● **PROBLEM STATEMENT**
Repeat, exactly and in full, the lines of the listing below, but without any pictures.
___ TASK INPUTS
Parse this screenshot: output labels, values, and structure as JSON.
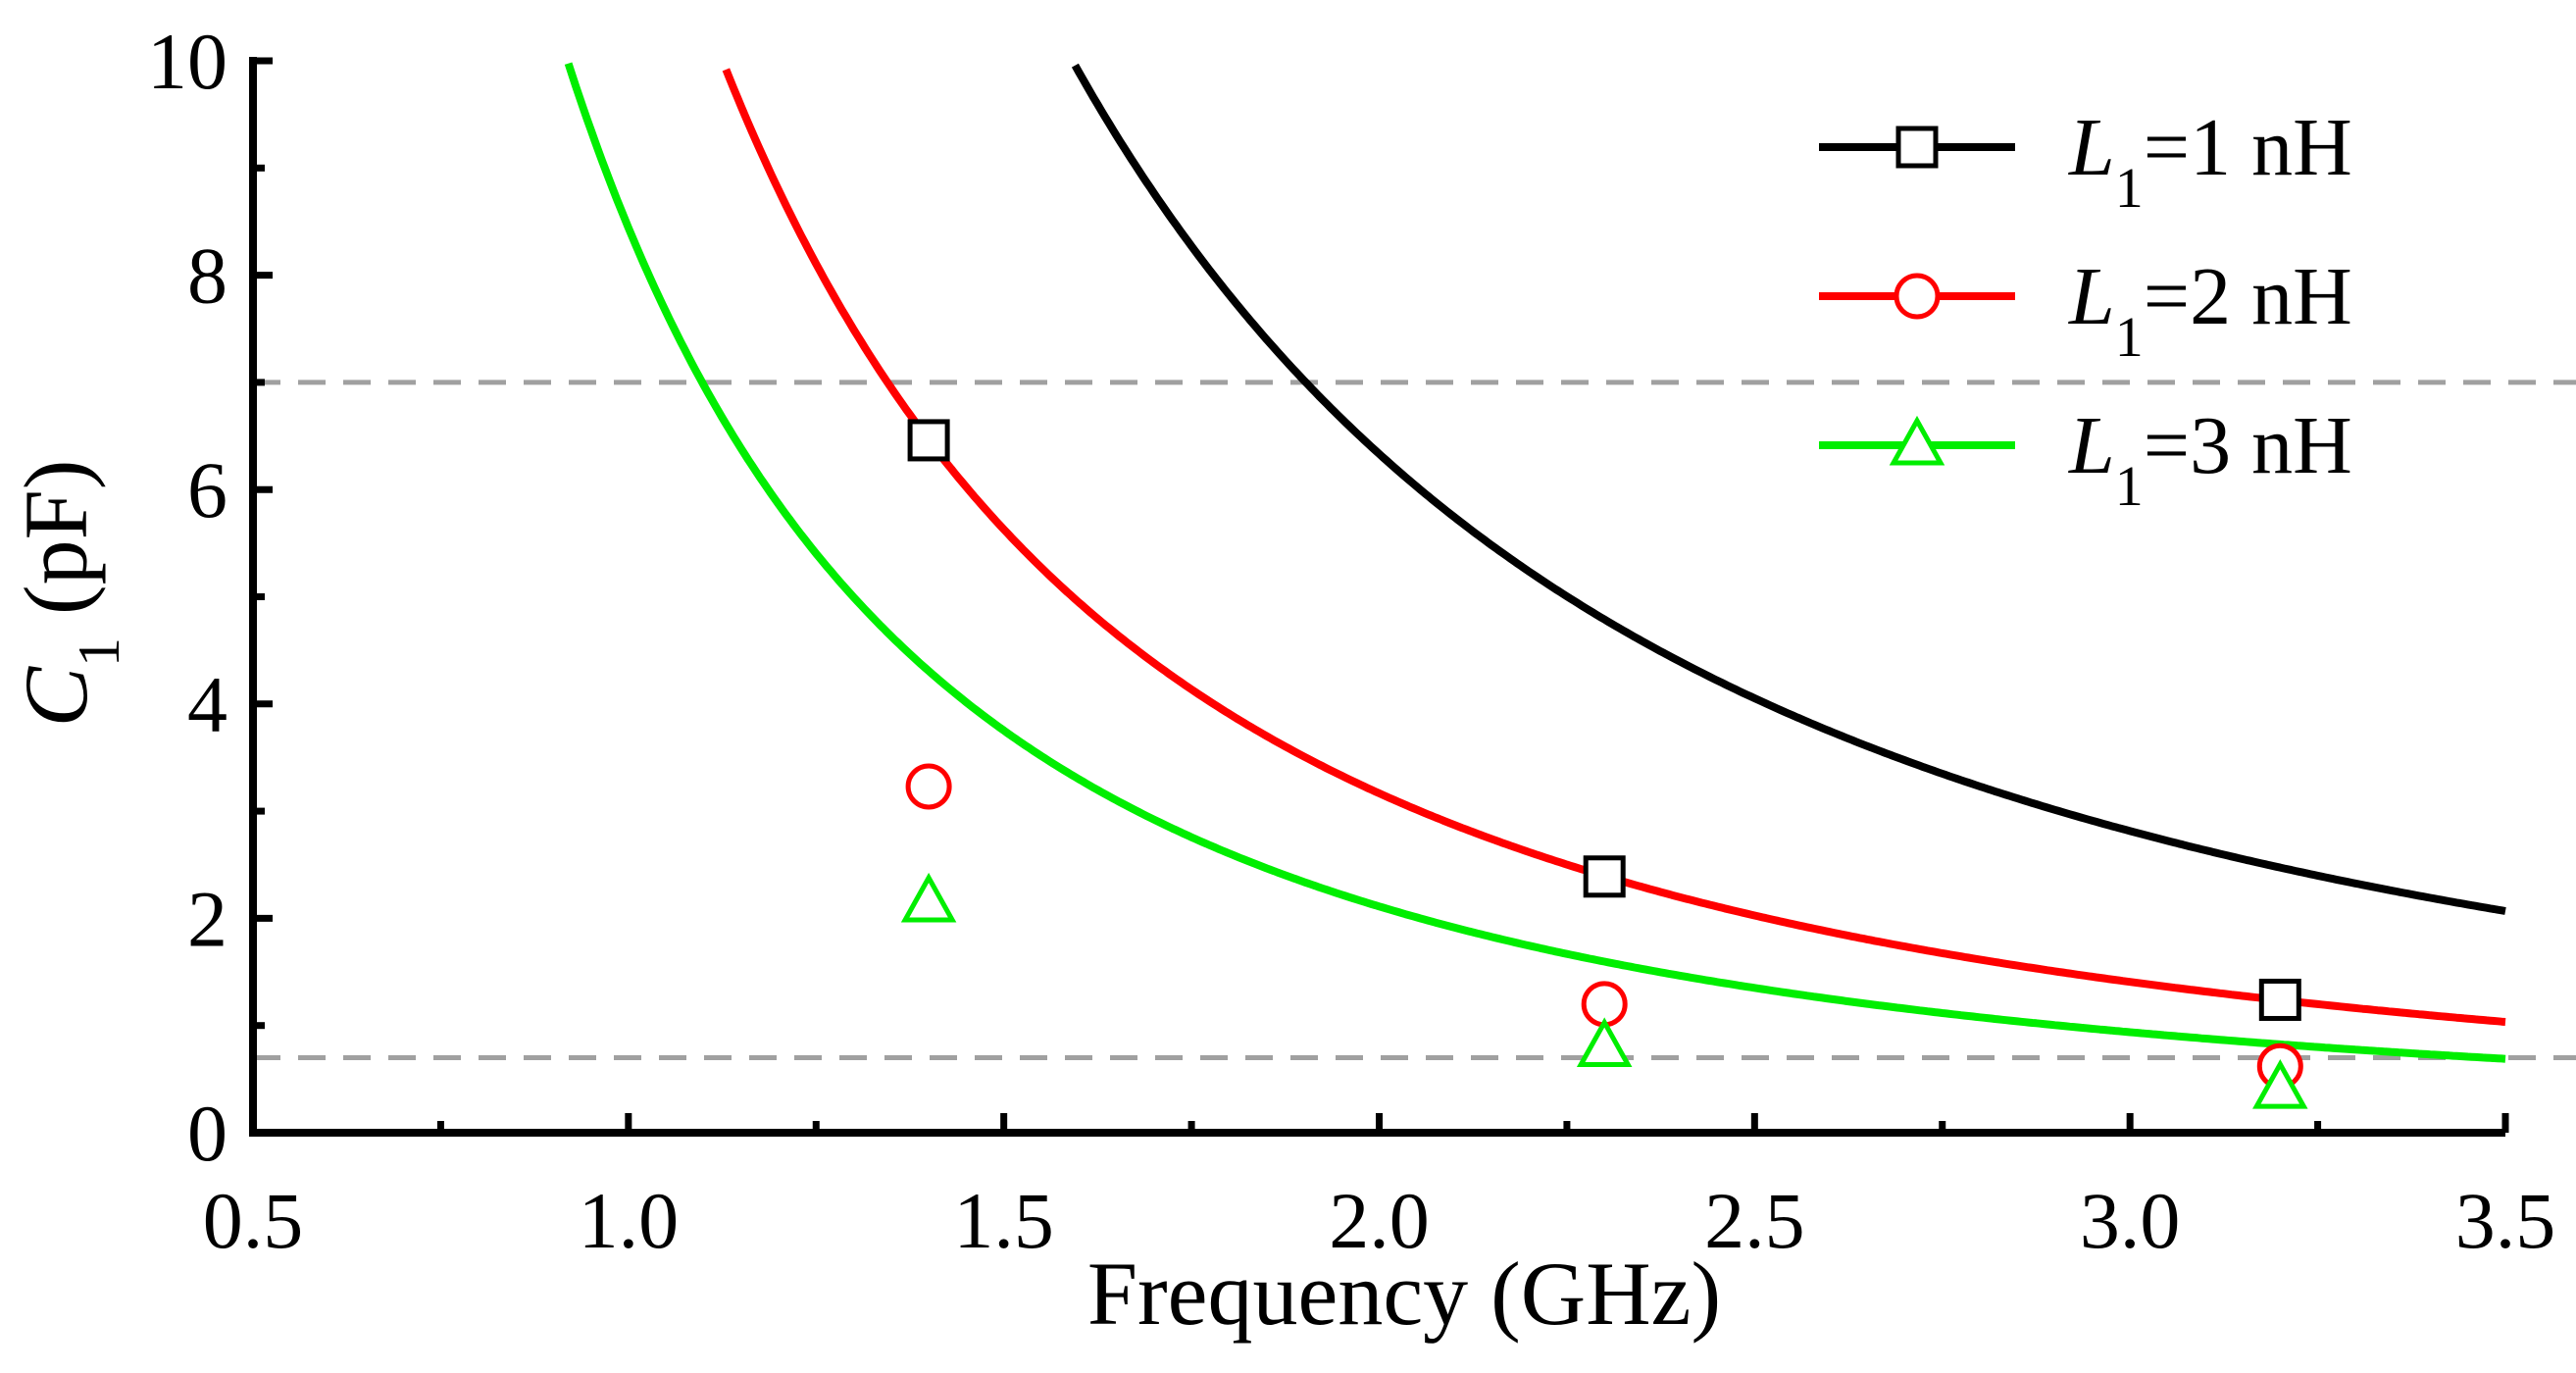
{
  "chart_data": {
    "type": "line",
    "title": "",
    "xlabel": "Frequency (GHz)",
    "ylabel": {
      "symbol": "C",
      "subscript": "1",
      "unit": " (pF)"
    },
    "xlim": [
      0.5,
      3.5
    ],
    "ylim": [
      0,
      10
    ],
    "xticks": [
      0.5,
      1.0,
      1.5,
      2.0,
      2.5,
      3.0,
      3.5
    ],
    "xtick_labels": [
      "0.5",
      "1.0",
      "1.5",
      "2.0",
      "2.5",
      "3.0",
      "3.5"
    ],
    "yticks": [
      0,
      2,
      4,
      6,
      8,
      10
    ],
    "ytick_labels": [
      "0",
      "2",
      "4",
      "6",
      "8",
      "10"
    ],
    "grid": false,
    "reference_lines": [
      {
        "axis": "y",
        "value": 7.0,
        "color": "#a0a0a0",
        "style": "dashed"
      },
      {
        "axis": "y",
        "value": 0.7,
        "color": "#a0a0a0",
        "style": "dashed"
      }
    ],
    "legend_position": "top-right",
    "series": [
      {
        "name": "L1=1 nH",
        "label_symbol": "L",
        "label_subscript": "1",
        "label_value": "=1 nH",
        "L_nH": 1,
        "color": "#000000",
        "marker": "square",
        "markers_x": [
          1.4,
          2.3,
          3.2
        ],
        "markers_y": [
          6.46,
          2.39,
          1.24
        ]
      },
      {
        "name": "L1=2 nH",
        "label_symbol": "L",
        "label_subscript": "1",
        "label_value": "=2 nH",
        "L_nH": 2,
        "color": "#ff0000",
        "marker": "circle",
        "markers_x": [
          1.4,
          2.3,
          3.2
        ],
        "markers_y": [
          3.23,
          1.2,
          0.62
        ]
      },
      {
        "name": "L1=3 nH",
        "label_symbol": "L",
        "label_subscript": "1",
        "label_value": "=3 nH",
        "L_nH": 3,
        "color": "#00ee00",
        "marker": "triangle",
        "markers_x": [
          1.4,
          2.3,
          3.2
        ],
        "markers_y": [
          2.15,
          0.8,
          0.41
        ]
      }
    ]
  }
}
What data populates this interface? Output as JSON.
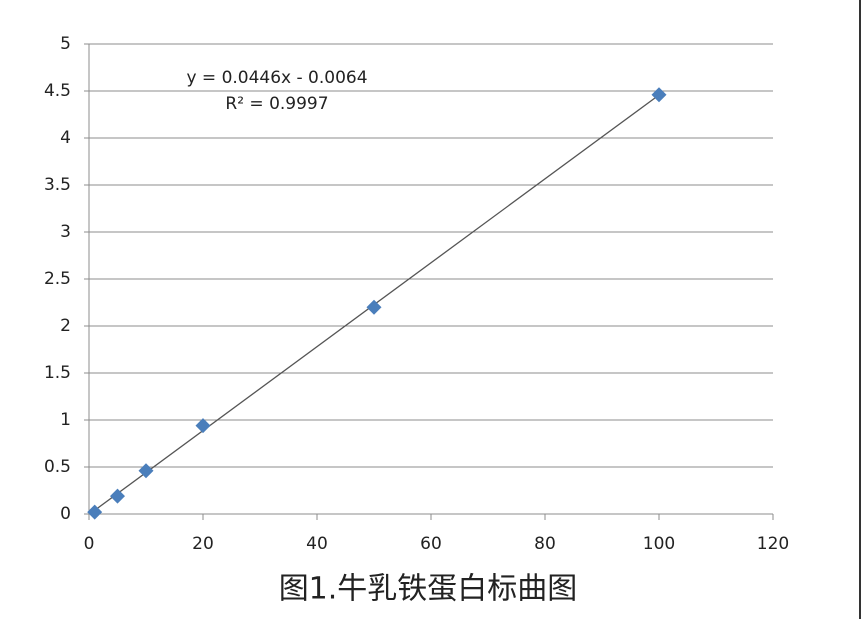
{
  "chart_data": {
    "type": "scatter",
    "title": "图1.牛乳铁蛋白标曲图",
    "annotations": [
      "y = 0.0446x - 0.0064",
      "R² = 0.9997"
    ],
    "trendline": "linear",
    "series": [
      {
        "name": "",
        "color": "#4a7ebb",
        "x": [
          1,
          5,
          10,
          20,
          50,
          100
        ],
        "values": [
          0.02,
          0.19,
          0.46,
          0.94,
          2.2,
          4.46
        ]
      }
    ],
    "xlim": [
      0,
      120
    ],
    "xticks": [
      0,
      20,
      40,
      60,
      80,
      100,
      120
    ],
    "ylim": [
      0,
      5
    ],
    "yticks": [
      0,
      0.5,
      1,
      1.5,
      2,
      2.5,
      3,
      3.5,
      4,
      4.5,
      5
    ],
    "grid": true
  }
}
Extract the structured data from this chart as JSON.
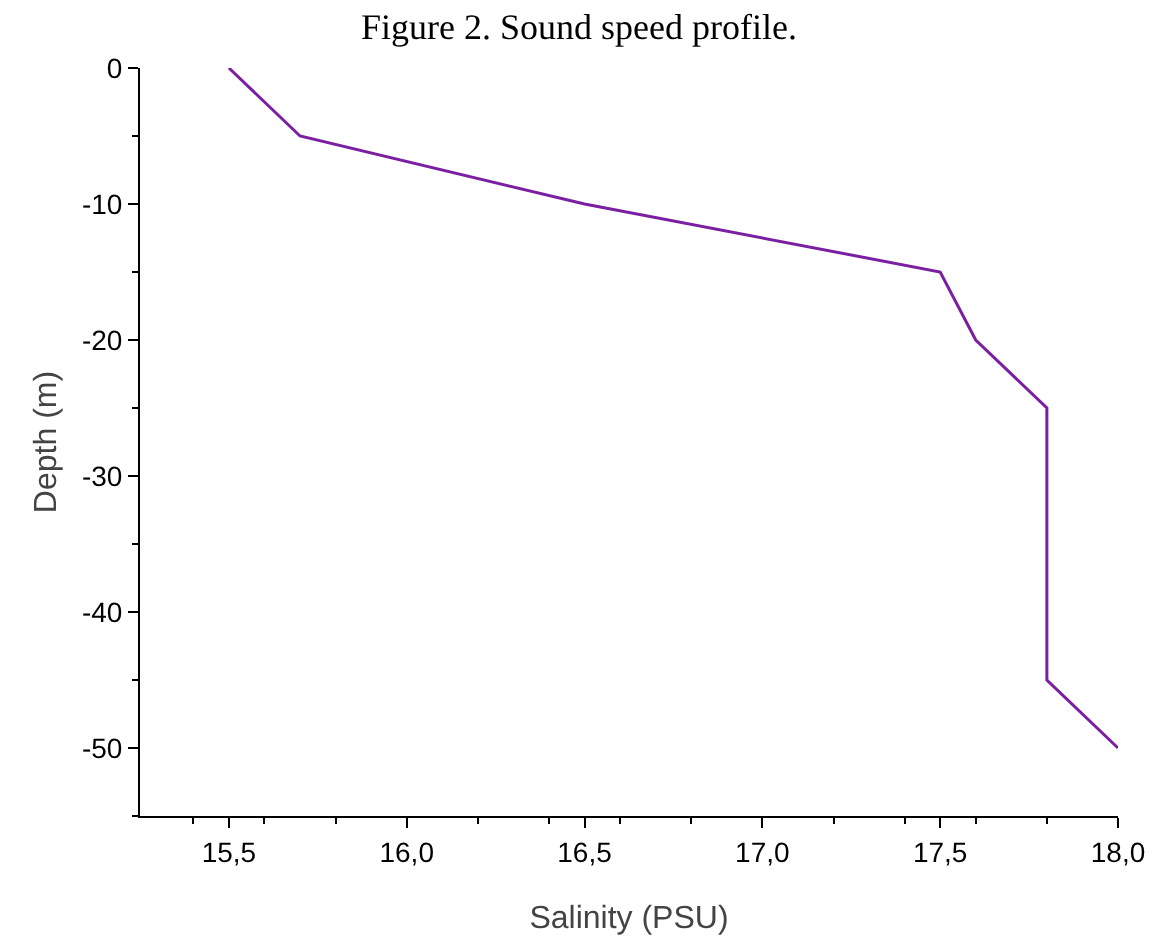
{
  "chart_data": {
    "type": "line",
    "title": "Figure 2. Sound speed profile.",
    "xlabel": "Salinity (PSU)",
    "ylabel": "Depth (m)",
    "x": [
      15.5,
      15.7,
      16.5,
      17.5,
      17.6,
      17.8,
      17.8,
      18.0
    ],
    "series": [
      {
        "color": "#7b1fa2",
        "values": [
          0,
          -5,
          -10,
          -15,
          -20,
          -25,
          -45,
          -50
        ]
      }
    ],
    "xlim": [
      15.25,
      18.0
    ],
    "ylim": [
      -55,
      0
    ],
    "xticks": [
      {
        "value": 15.5,
        "label": "15,5"
      },
      {
        "value": 16.0,
        "label": "16,0"
      },
      {
        "value": 16.5,
        "label": "16,5"
      },
      {
        "value": 17.0,
        "label": "17,0"
      },
      {
        "value": 17.5,
        "label": "17,5"
      },
      {
        "value": 18.0,
        "label": "18,0"
      }
    ],
    "yticks": [
      0,
      -10,
      -20,
      -30,
      -40,
      -50
    ],
    "grid": false,
    "legend": false,
    "marker": "none",
    "line_style": "solid"
  }
}
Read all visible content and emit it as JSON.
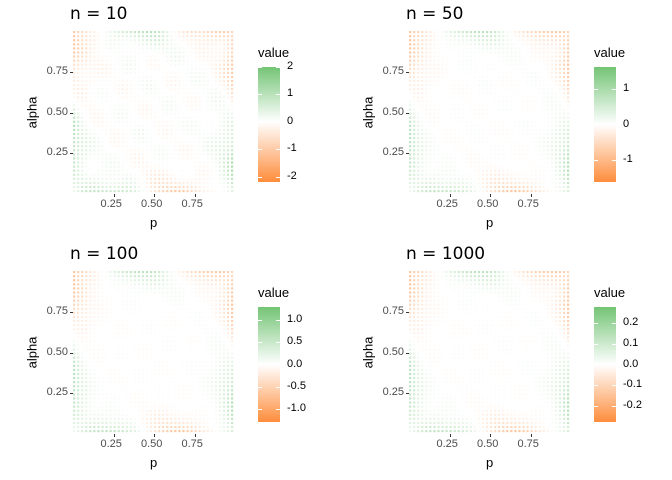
{
  "chart_data": [
    {
      "type": "heatmap",
      "title": "n = 10",
      "xlabel": "p",
      "ylabel": "alpha",
      "x_ticks": [
        "0.25",
        "0.50",
        "0.75"
      ],
      "y_ticks": [
        "0.25",
        "0.50",
        "0.75"
      ],
      "xlim": [
        0,
        1
      ],
      "ylim": [
        0,
        1
      ],
      "legend_title": "value",
      "legend_ticks": [
        "2",
        "1",
        "0",
        "-1",
        "-2"
      ],
      "legend_values": [
        2,
        1,
        0,
        -1,
        -2
      ],
      "value_range": [
        -2.2,
        2.0
      ],
      "grid": false,
      "legend_position": "right",
      "pattern_amplitude": 0.9
    },
    {
      "type": "heatmap",
      "title": "n = 50",
      "xlabel": "p",
      "ylabel": "alpha",
      "x_ticks": [
        "0.25",
        "0.50",
        "0.75"
      ],
      "y_ticks": [
        "0.25",
        "0.50",
        "0.75"
      ],
      "xlim": [
        0,
        1
      ],
      "ylim": [
        0,
        1
      ],
      "legend_title": "value",
      "legend_ticks": [
        "1",
        "0",
        "-1"
      ],
      "legend_values": [
        1,
        0,
        -1
      ],
      "value_range": [
        -1.6,
        1.6
      ],
      "grid": false,
      "legend_position": "right",
      "pattern_amplitude": 0.35
    },
    {
      "type": "heatmap",
      "title": "n = 100",
      "xlabel": "p",
      "ylabel": "alpha",
      "x_ticks": [
        "0.25",
        "0.50",
        "0.75"
      ],
      "y_ticks": [
        "0.25",
        "0.50",
        "0.75"
      ],
      "xlim": [
        0,
        1
      ],
      "ylim": [
        0,
        1
      ],
      "legend_title": "value",
      "legend_ticks": [
        "1.0",
        "0.5",
        "0.0",
        "-0.5",
        "-1.0"
      ],
      "legend_values": [
        1.0,
        0.5,
        0.0,
        -0.5,
        -1.0
      ],
      "value_range": [
        -1.3,
        1.3
      ],
      "grid": false,
      "legend_position": "right",
      "pattern_amplitude": 0.22
    },
    {
      "type": "heatmap",
      "title": "n = 1000",
      "xlabel": "p",
      "ylabel": "alpha",
      "x_ticks": [
        "0.25",
        "0.50",
        "0.75"
      ],
      "y_ticks": [
        "0.25",
        "0.50",
        "0.75"
      ],
      "xlim": [
        0,
        1
      ],
      "ylim": [
        0,
        1
      ],
      "legend_title": "value",
      "legend_ticks": [
        "0.2",
        "0.1",
        "0.0",
        "-0.1",
        "-0.2"
      ],
      "legend_values": [
        0.2,
        0.1,
        0.0,
        -0.1,
        -0.2
      ],
      "value_range": [
        -0.28,
        0.28
      ],
      "grid": false,
      "legend_position": "right",
      "pattern_amplitude": 0.05
    }
  ],
  "colors": {
    "high": "#74c476",
    "mid": "#ffffff",
    "low": "#fd8d3c"
  }
}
______
● **WORKED SOLUTION**
Parse this screenshot: output labels, values, and structure as JSON.
{
  "chart_data": {
    "type": "line",
    "title": "",
    "xlabel": "Frequency (GHz)",
    "ylabel": {
      "symbol": "C",
      "subscript": "1",
      "unit": " (pF)"
    },
    "xlim": [
      0.5,
      3.5
    ],
    "ylim": [
      0,
      10
    ],
    "xticks": [
      0.5,
      1.0,
      1.5,
      2.0,
      2.5,
      3.0,
      3.5
    ],
    "xtick_labels": [
      "0.5",
      "1.0",
      "1.5",
      "2.0",
      "2.5",
      "3.0",
      "3.5"
    ],
    "yticks": [
      0,
      2,
      4,
      6,
      8,
      10
    ],
    "ytick_labels": [
      "0",
      "2",
      "4",
      "6",
      "8",
      "10"
    ],
    "grid": false,
    "reference_lines": [
      {
        "axis": "y",
        "value": 7.0,
        "color": "#a0a0a0",
        "style": "dashed"
      },
      {
        "axis": "y",
        "value": 0.7,
        "color": "#a0a0a0",
        "style": "dashed"
      }
    ],
    "legend_position": "top-right",
    "series": [
      {
        "name": "L1=1 nH",
        "label_symbol": "L",
        "label_subscript": "1",
        "label_value": "=1 nH",
        "L_nH": 1,
        "color": "#000000",
        "marker": "square",
        "markers_x": [
          1.4,
          2.3,
          3.2
        ],
        "markers_y": [
          6.46,
          2.39,
          1.24
        ]
      },
      {
        "name": "L1=2 nH",
        "label_symbol": "L",
        "label_subscript": "1",
        "label_value": "=2 nH",
        "L_nH": 2,
        "color": "#ff0000",
        "marker": "circle",
        "markers_x": [
          1.4,
          2.3,
          3.2
        ],
        "markers_y": [
          3.23,
          1.2,
          0.62
        ]
      },
      {
        "name": "L1=3 nH",
        "label_symbol": "L",
        "label_subscript": "1",
        "label_value": "=3 nH",
        "L_nH": 3,
        "color": "#00ee00",
        "marker": "triangle",
        "markers_x": [
          1.4,
          2.3,
          3.2
        ],
        "markers_y": [
          2.15,
          0.8,
          0.41
        ]
      }
    ]
  }
}
What data populates this interface? Output as JSON.
{
  "chart_data": {
    "type": "scatter",
    "title": "图1.牛乳铁蛋白标曲图",
    "annotations": [
      "y = 0.0446x - 0.0064",
      "R² = 0.9997"
    ],
    "trendline": "linear",
    "series": [
      {
        "name": "",
        "color": "#4a7ebb",
        "x": [
          1,
          5,
          10,
          20,
          50,
          100
        ],
        "values": [
          0.02,
          0.19,
          0.46,
          0.94,
          2.2,
          4.46
        ]
      }
    ],
    "xlim": [
      0,
      120
    ],
    "xticks": [
      0,
      20,
      40,
      60,
      80,
      100,
      120
    ],
    "ylim": [
      0,
      5
    ],
    "yticks": [
      0,
      0.5,
      1,
      1.5,
      2,
      2.5,
      3,
      3.5,
      4,
      4.5,
      5
    ],
    "grid": true
  }
}
Extract the structured data from this chart as JSON.
{
  "chart_data": {
    "type": "line",
    "title": "Figure 2. Sound speed profile.",
    "xlabel": "Salinity (PSU)",
    "ylabel": "Depth (m)",
    "x": [
      15.5,
      15.7,
      16.5,
      17.5,
      17.6,
      17.8,
      17.8,
      18.0
    ],
    "series": [
      {
        "color": "#7b1fa2",
        "values": [
          0,
          -5,
          -10,
          -15,
          -20,
          -25,
          -45,
          -50
        ]
      }
    ],
    "xlim": [
      15.25,
      18.0
    ],
    "ylim": [
      -55,
      0
    ],
    "xticks": [
      {
        "value": 15.5,
        "label": "15,5"
      },
      {
        "value": 16.0,
        "label": "16,0"
      },
      {
        "value": 16.5,
        "label": "16,5"
      },
      {
        "value": 17.0,
        "label": "17,0"
      },
      {
        "value": 17.5,
        "label": "17,5"
      },
      {
        "value": 18.0,
        "label": "18,0"
      }
    ],
    "yticks": [
      0,
      -10,
      -20,
      -30,
      -40,
      -50
    ],
    "grid": false,
    "legend": false,
    "marker": "none",
    "line_style": "solid"
  }
}
Read all visible content and emit it as JSON.
{
  "chart_data": [
    {
      "type": "heatmap",
      "title": "n = 10",
      "xlabel": "p",
      "ylabel": "alpha",
      "x_ticks": [
        "0.25",
        "0.50",
        "0.75"
      ],
      "y_ticks": [
        "0.25",
        "0.50",
        "0.75"
      ],
      "xlim": [
        0,
        1
      ],
      "ylim": [
        0,
        1
      ],
      "legend_title": "value",
      "legend_ticks": [
        "2",
        "1",
        "0",
        "-1",
        "-2"
      ],
      "legend_values": [
        2,
        1,
        0,
        -1,
        -2
      ],
      "value_range": [
        -2.2,
        2.0
      ],
      "grid": false,
      "legend_position": "right",
      "pattern_amplitude": 0.9
    },
    {
      "type": "heatmap",
      "title": "n = 50",
      "xlabel": "p",
      "ylabel": "alpha",
      "x_ticks": [
        "0.25",
        "0.50",
        "0.75"
      ],
      "y_ticks": [
        "0.25",
        "0.50",
        "0.75"
      ],
      "xlim": [
        0,
        1
      ],
      "ylim": [
        0,
        1
      ],
      "legend_title": "value",
      "legend_ticks": [
        "1",
        "0",
        "-1"
      ],
      "legend_values": [
        1,
        0,
        -1
      ],
      "value_range": [
        -1.6,
        1.6
      ],
      "grid": false,
      "legend_position": "right",
      "pattern_amplitude": 0.35
    },
    {
      "type": "heatmap",
      "title": "n = 100",
      "xlabel": "p",
      "ylabel": "alpha",
      "x_ticks": [
        "0.25",
        "0.50",
        "0.75"
      ],
      "y_ticks": [
        "0.25",
        "0.50",
        "0.75"
      ],
      "xlim": [
        0,
        1
      ],
      "ylim": [
        0,
        1
      ],
      "legend_title": "value",
      "legend_ticks": [
        "1.0",
        "0.5",
        "0.0",
        "-0.5",
        "-1.0"
      ],
      "legend_values": [
        1.0,
        0.5,
        0.0,
        -0.5,
        -1.0
      ],
      "value_range": [
        -1.3,
        1.3
      ],
      "grid": false,
      "legend_position": "right",
      "pattern_amplitude": 0.22
    },
    {
      "type": "heatmap",
      "title": "n = 1000",
      "xlabel": "p",
      "ylabel": "alpha",
      "x_ticks": [
        "0.25",
        "0.50",
        "0.75"
      ],
      "y_ticks": [
        "0.25",
        "0.50",
        "0.75"
      ],
      "xlim": [
        0,
        1
      ],
      "ylim": [
        0,
        1
      ],
      "legend_title": "value",
      "legend_ticks": [
        "0.2",
        "0.1",
        "0.0",
        "-0.1",
        "-0.2"
      ],
      "legend_values": [
        0.2,
        0.1,
        0.0,
        -0.1,
        -0.2
      ],
      "value_range": [
        -0.28,
        0.28
      ],
      "grid": false,
      "legend_position": "right",
      "pattern_amplitude": 0.05
    }
  ],
  "colors": {
    "high": "#74c476",
    "mid": "#ffffff",
    "low": "#fd8d3c"
  }
}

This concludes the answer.